§ **Objective**
Write out all the entries word for word and omit any pictures.

Start of Extracted material

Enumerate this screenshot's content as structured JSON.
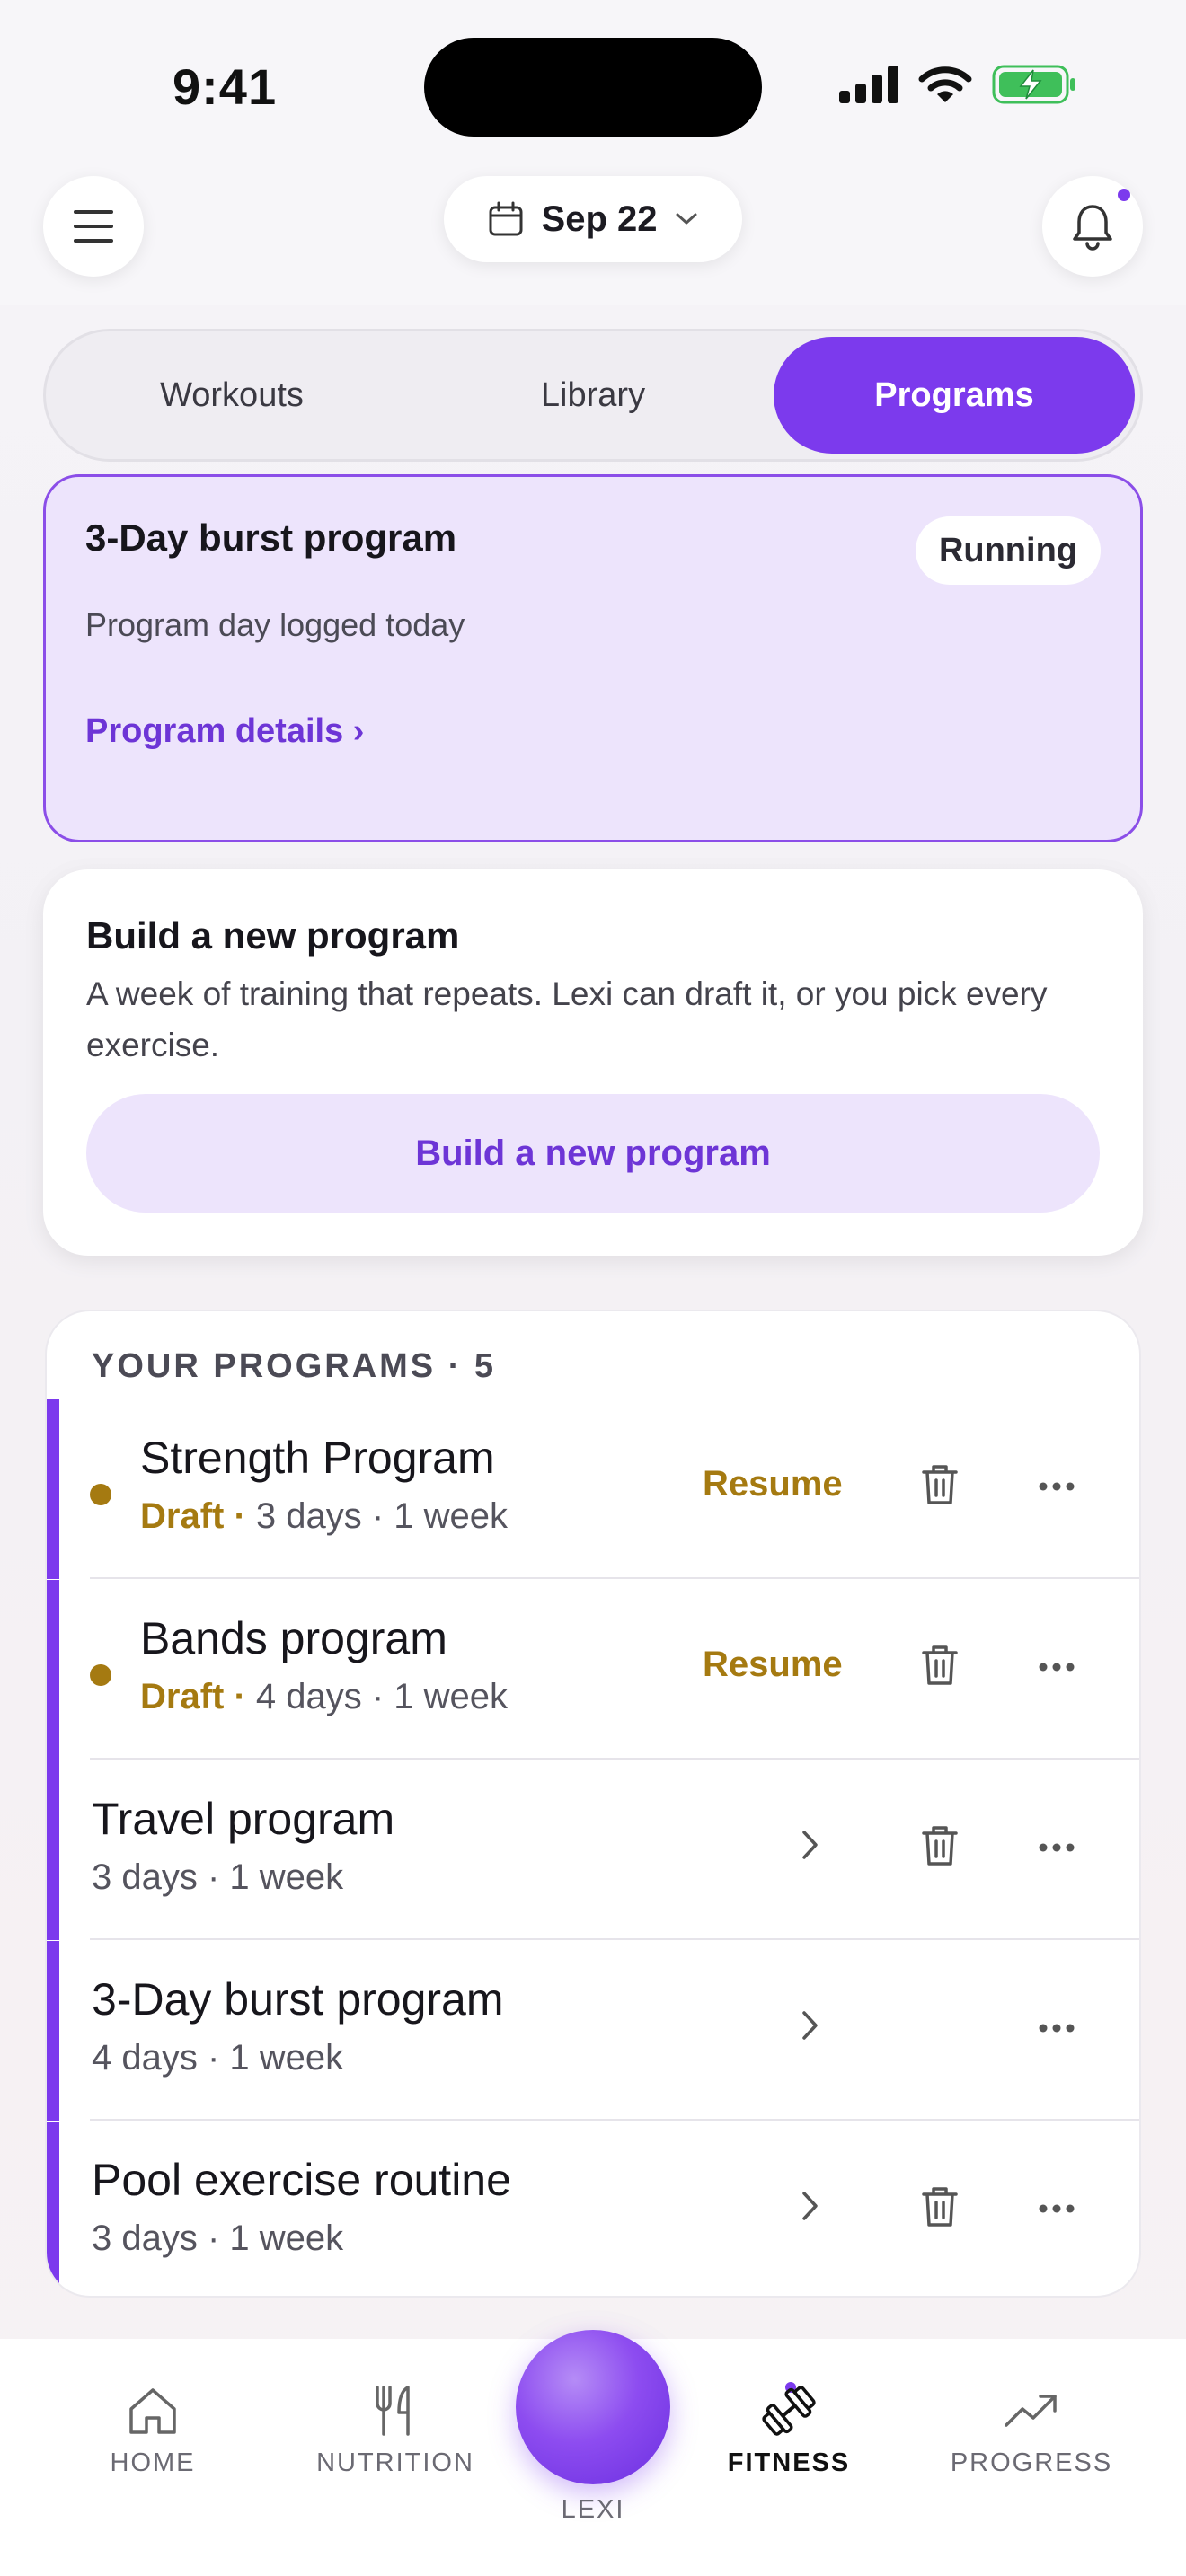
{
  "status_bar": {
    "time": "9:41"
  },
  "header": {
    "date_label": "Sep 22"
  },
  "tabs": [
    {
      "label": "Workouts",
      "active": false
    },
    {
      "label": "Library",
      "active": false
    },
    {
      "label": "Programs",
      "active": true
    }
  ],
  "running_program": {
    "title": "3-Day burst program",
    "badge": "Running",
    "subtitle": "Program day logged today",
    "link": "Program details ›"
  },
  "build_card": {
    "title": "Build a new program",
    "description": "A week of training that repeats. Lexi can draft it, or you pick every exercise.",
    "button_label": "Build a new program"
  },
  "programs": {
    "heading": "YOUR PROGRAMS · 5",
    "items": [
      {
        "name": "Strength Program",
        "status": "Draft",
        "separator": " · ",
        "meta": "3 days · 1 week",
        "action": "Resume",
        "deletable": true
      },
      {
        "name": "Bands program",
        "status": "Draft",
        "separator": " · ",
        "meta": "4 days · 1 week",
        "action": "Resume",
        "deletable": true
      },
      {
        "name": "Travel program",
        "status": "",
        "separator": "",
        "meta": "3 days · 1 week",
        "action": "",
        "deletable": true
      },
      {
        "name": "3-Day burst program",
        "status": "",
        "separator": "",
        "meta": "4 days · 1 week",
        "action": "",
        "deletable": false
      },
      {
        "name": "Pool exercise routine",
        "status": "",
        "separator": "",
        "meta": "3 days · 1 week",
        "action": "",
        "deletable": true
      }
    ]
  },
  "bottom_nav": {
    "home": "HOME",
    "nutrition": "NUTRITION",
    "lexi": "LEXI",
    "fitness": "FITNESS",
    "progress": "PROGRESS"
  },
  "colors": {
    "accent": "#7c3aed",
    "draft": "#a57a11",
    "running_card_bg": "#ede4fc"
  }
}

End of Extracted material

§ **Output of the task**
Enumerate this screenshot's content as structured JSON.
{
  "status_bar": {
    "time": "9:41"
  },
  "header": {
    "date_label": "Sep 22"
  },
  "tabs": [
    {
      "label": "Workouts",
      "active": false
    },
    {
      "label": "Library",
      "active": false
    },
    {
      "label": "Programs",
      "active": true
    }
  ],
  "running_program": {
    "title": "3-Day burst program",
    "badge": "Running",
    "subtitle": "Program day logged today",
    "link": "Program details ›"
  },
  "build_card": {
    "title": "Build a new program",
    "description": "A week of training that repeats. Lexi can draft it, or you pick every exercise.",
    "button_label": "Build a new program"
  },
  "programs": {
    "heading": "YOUR PROGRAMS · 5",
    "items": [
      {
        "name": "Strength Program",
        "status": "Draft",
        "separator": " · ",
        "meta": "3 days · 1 week",
        "action": "Resume",
        "deletable": true
      },
      {
        "name": "Bands program",
        "status": "Draft",
        "separator": " · ",
        "meta": "4 days · 1 week",
        "action": "Resume",
        "deletable": true
      },
      {
        "name": "Travel program",
        "status": "",
        "separator": "",
        "meta": "3 days · 1 week",
        "action": "",
        "deletable": true
      },
      {
        "name": "3-Day burst program",
        "status": "",
        "separator": "",
        "meta": "4 days · 1 week",
        "action": "",
        "deletable": false
      },
      {
        "name": "Pool exercise routine",
        "status": "",
        "separator": "",
        "meta": "3 days · 1 week",
        "action": "",
        "deletable": true
      }
    ]
  },
  "bottom_nav": {
    "home": "HOME",
    "nutrition": "NUTRITION",
    "lexi": "LEXI",
    "fitness": "FITNESS",
    "progress": "PROGRESS"
  },
  "colors": {
    "accent": "#7c3aed",
    "draft": "#a57a11",
    "running_card_bg": "#ede4fc"
  }
}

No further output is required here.